— START OF Data to process —

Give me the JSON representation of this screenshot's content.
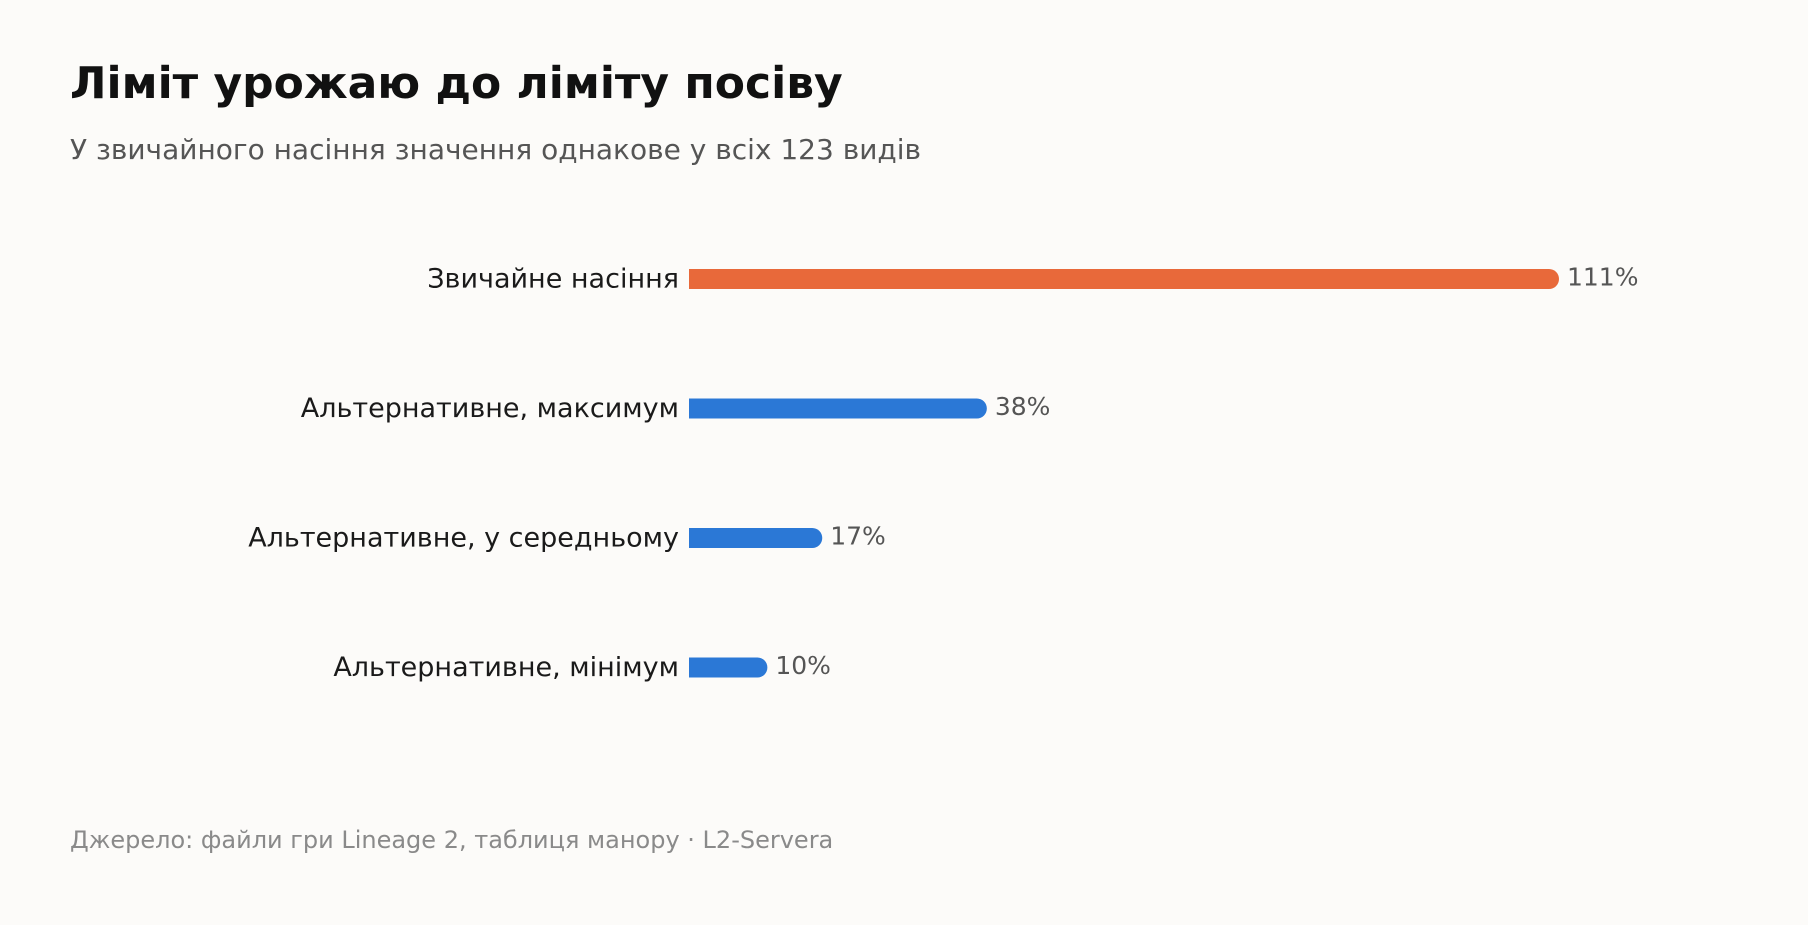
{
  "title": "Ліміт урожаю до ліміту посіву",
  "subtitle": "У звичайного насіння значення однакове у всіх 123 видів",
  "source": "Джерело: файли гри Lineage 2, таблиця манору · L2-Servera",
  "colors": {
    "highlight": "#e8693a",
    "normal": "#2b78d6",
    "category_text": "#1a1a1a",
    "value_text": "#555555"
  },
  "chart_data": {
    "type": "bar",
    "orientation": "horizontal",
    "categories": [
      "Звичайне насіння",
      "Альтернативне, максимум",
      "Альтернативне, у середньому",
      "Альтернативне, мінімум"
    ],
    "values": [
      111,
      38,
      17,
      10
    ],
    "value_labels": [
      "111%",
      "38%",
      "17%",
      "10%"
    ],
    "highlighted": [
      true,
      false,
      false,
      false
    ],
    "unit": "%",
    "xlim": [
      0,
      111
    ],
    "grid": false,
    "legend": "none"
  }
}
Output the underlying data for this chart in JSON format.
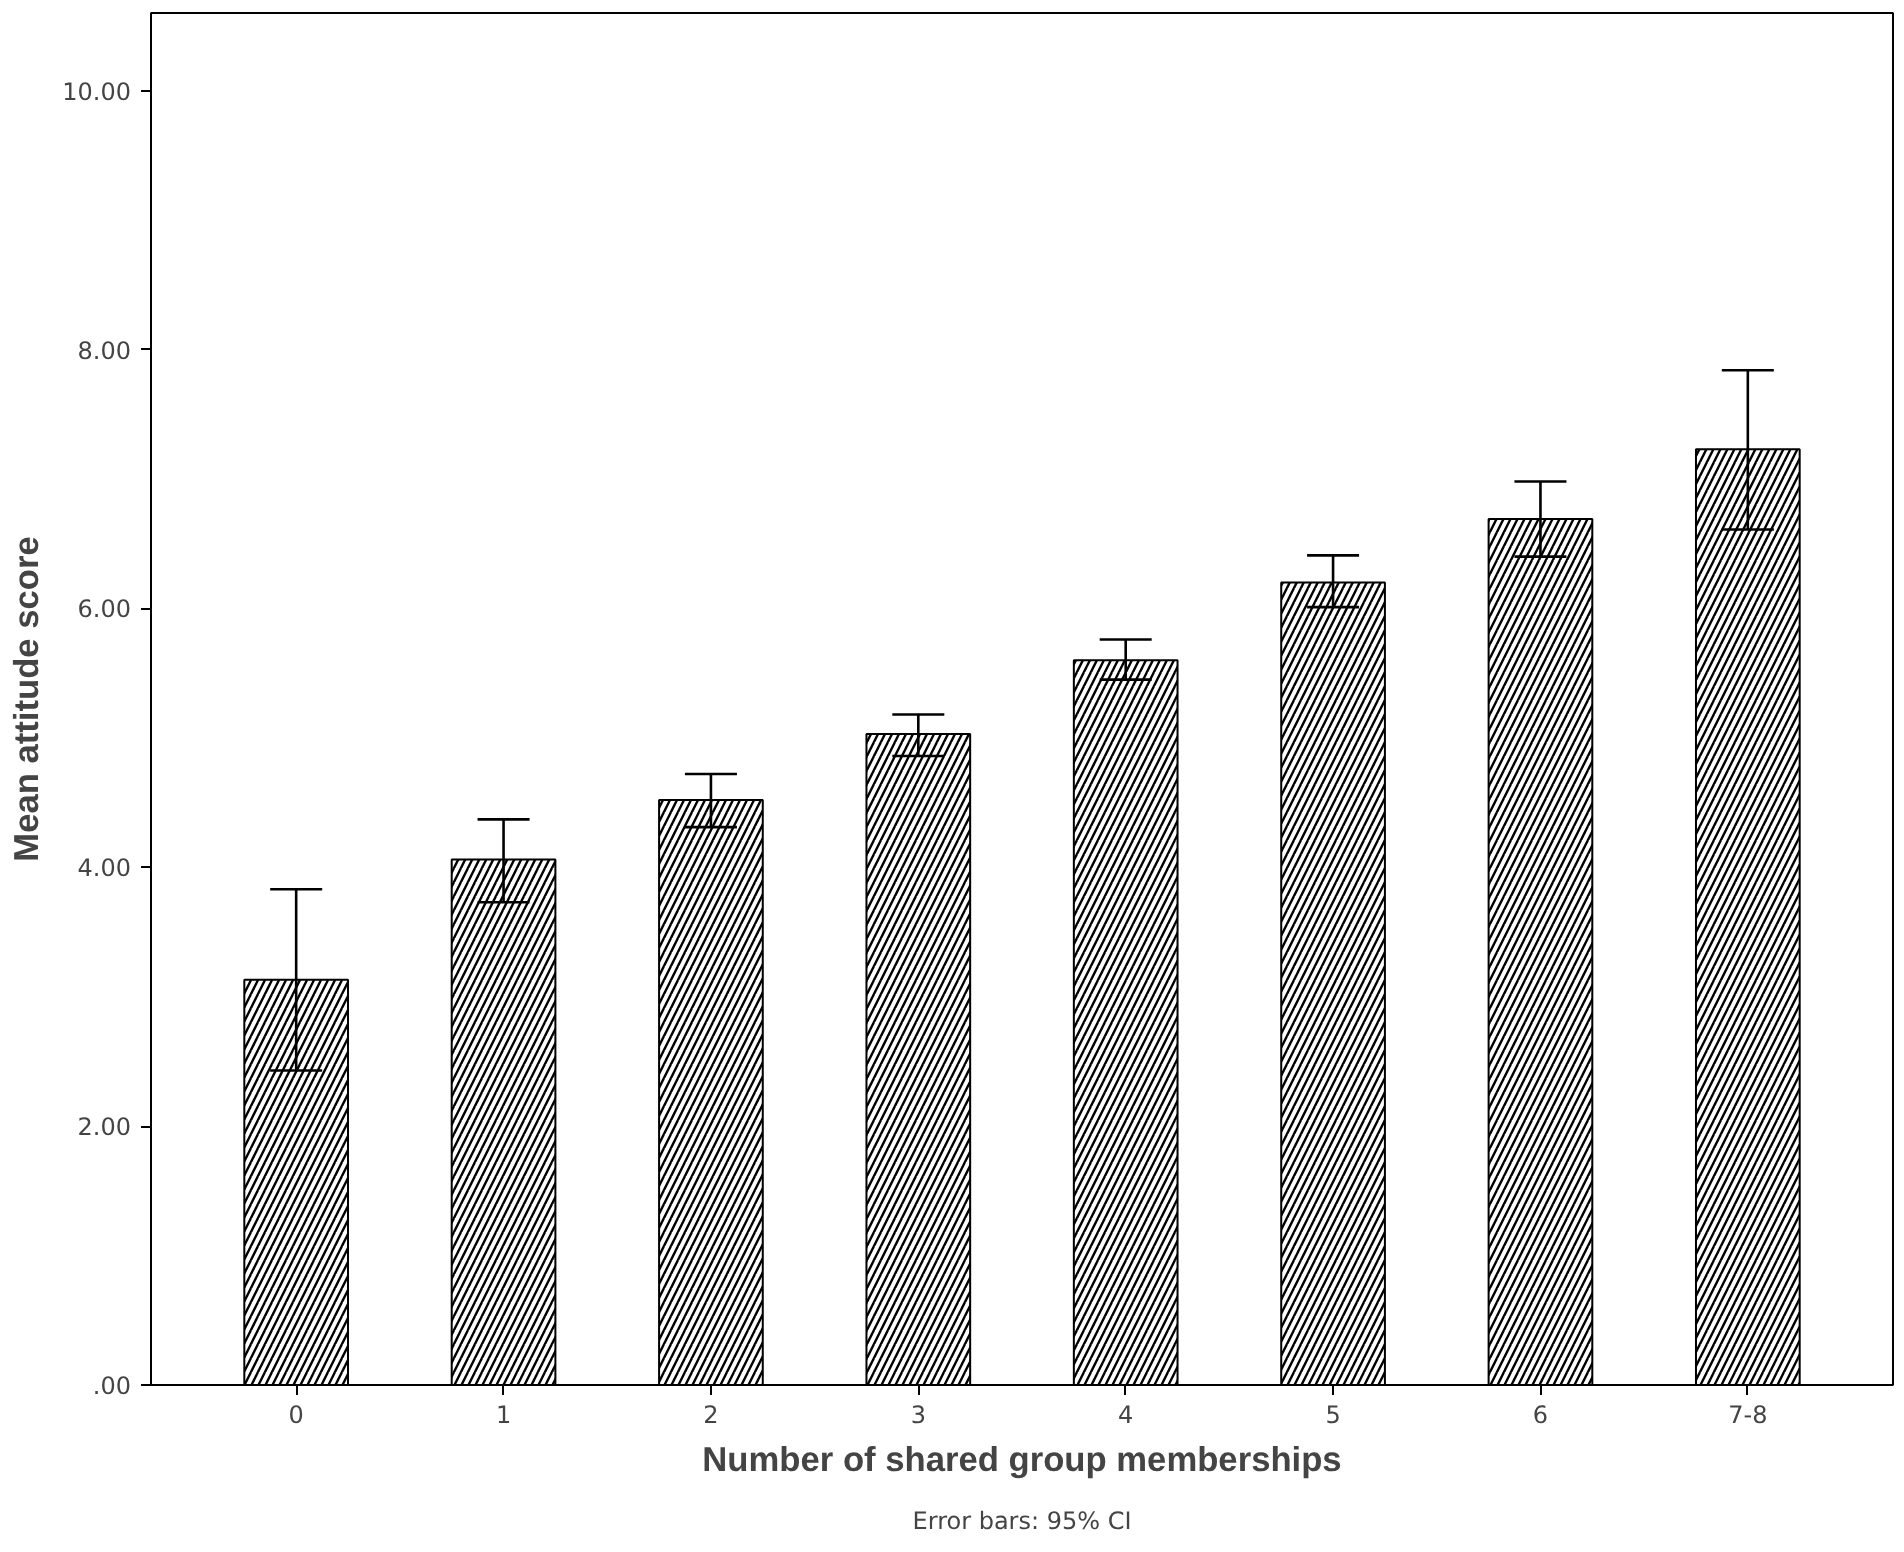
{
  "chart_data": {
    "type": "bar",
    "xlabel": "Number of shared group memberships",
    "ylabel": "Mean attitude score",
    "categories": [
      "0",
      "1",
      "2",
      "3",
      "4",
      "5",
      "6",
      "7-8"
    ],
    "values": [
      3.13,
      4.06,
      4.52,
      5.03,
      5.6,
      6.2,
      6.69,
      7.23
    ],
    "errors": [
      [
        2.43,
        3.83
      ],
      [
        3.73,
        4.37
      ],
      [
        4.31,
        4.72
      ],
      [
        4.86,
        5.18
      ],
      [
        5.45,
        5.76
      ],
      [
        6.01,
        6.41
      ],
      [
        6.4,
        6.98
      ],
      [
        6.61,
        7.84
      ]
    ],
    "color": "#000000",
    "ylim": [
      0,
      10.6
    ],
    "yticks": [
      {
        "value": 0,
        "label": ".00"
      },
      {
        "value": 2,
        "label": "2.00"
      },
      {
        "value": 4,
        "label": "4.00"
      },
      {
        "value": 6,
        "label": "6.00"
      },
      {
        "value": 8,
        "label": "8.00"
      },
      {
        "value": 10,
        "label": "10.00"
      }
    ],
    "grid": false,
    "annotations": [
      "Error bars: 95% CI"
    ]
  }
}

— END OF Data to process —

Transcribe all the records above word for word, without their images.

Give me the JSON representation of this screenshot's content.
{
  "title": "Ліміт урожаю до ліміту посіву",
  "subtitle": "У звичайного насіння значення однакове у всіх 123 видів",
  "source": "Джерело: файли гри Lineage 2, таблиця манору · L2-Servera",
  "colors": {
    "highlight": "#e8693a",
    "normal": "#2b78d6",
    "category_text": "#1a1a1a",
    "value_text": "#555555"
  },
  "chart_data": {
    "type": "bar",
    "orientation": "horizontal",
    "categories": [
      "Звичайне насіння",
      "Альтернативне, максимум",
      "Альтернативне, у середньому",
      "Альтернативне, мінімум"
    ],
    "values": [
      111,
      38,
      17,
      10
    ],
    "value_labels": [
      "111%",
      "38%",
      "17%",
      "10%"
    ],
    "highlighted": [
      true,
      false,
      false,
      false
    ],
    "unit": "%",
    "xlim": [
      0,
      111
    ],
    "grid": false,
    "legend": "none"
  }
}
Output the underlying data for this chart in JSON format.
{
  "chart_data": {
    "type": "bar",
    "xlabel": "Number of shared group memberships",
    "ylabel": "Mean attitude score",
    "categories": [
      "0",
      "1",
      "2",
      "3",
      "4",
      "5",
      "6",
      "7-8"
    ],
    "values": [
      3.13,
      4.06,
      4.52,
      5.03,
      5.6,
      6.2,
      6.69,
      7.23
    ],
    "errors": [
      [
        2.43,
        3.83
      ],
      [
        3.73,
        4.37
      ],
      [
        4.31,
        4.72
      ],
      [
        4.86,
        5.18
      ],
      [
        5.45,
        5.76
      ],
      [
        6.01,
        6.41
      ],
      [
        6.4,
        6.98
      ],
      [
        6.61,
        7.84
      ]
    ],
    "color": "#000000",
    "ylim": [
      0,
      10.6
    ],
    "yticks": [
      {
        "value": 0,
        "label": ".00"
      },
      {
        "value": 2,
        "label": "2.00"
      },
      {
        "value": 4,
        "label": "4.00"
      },
      {
        "value": 6,
        "label": "6.00"
      },
      {
        "value": 8,
        "label": "8.00"
      },
      {
        "value": 10,
        "label": "10.00"
      }
    ],
    "grid": false,
    "annotations": [
      "Error bars: 95% CI"
    ]
  }
}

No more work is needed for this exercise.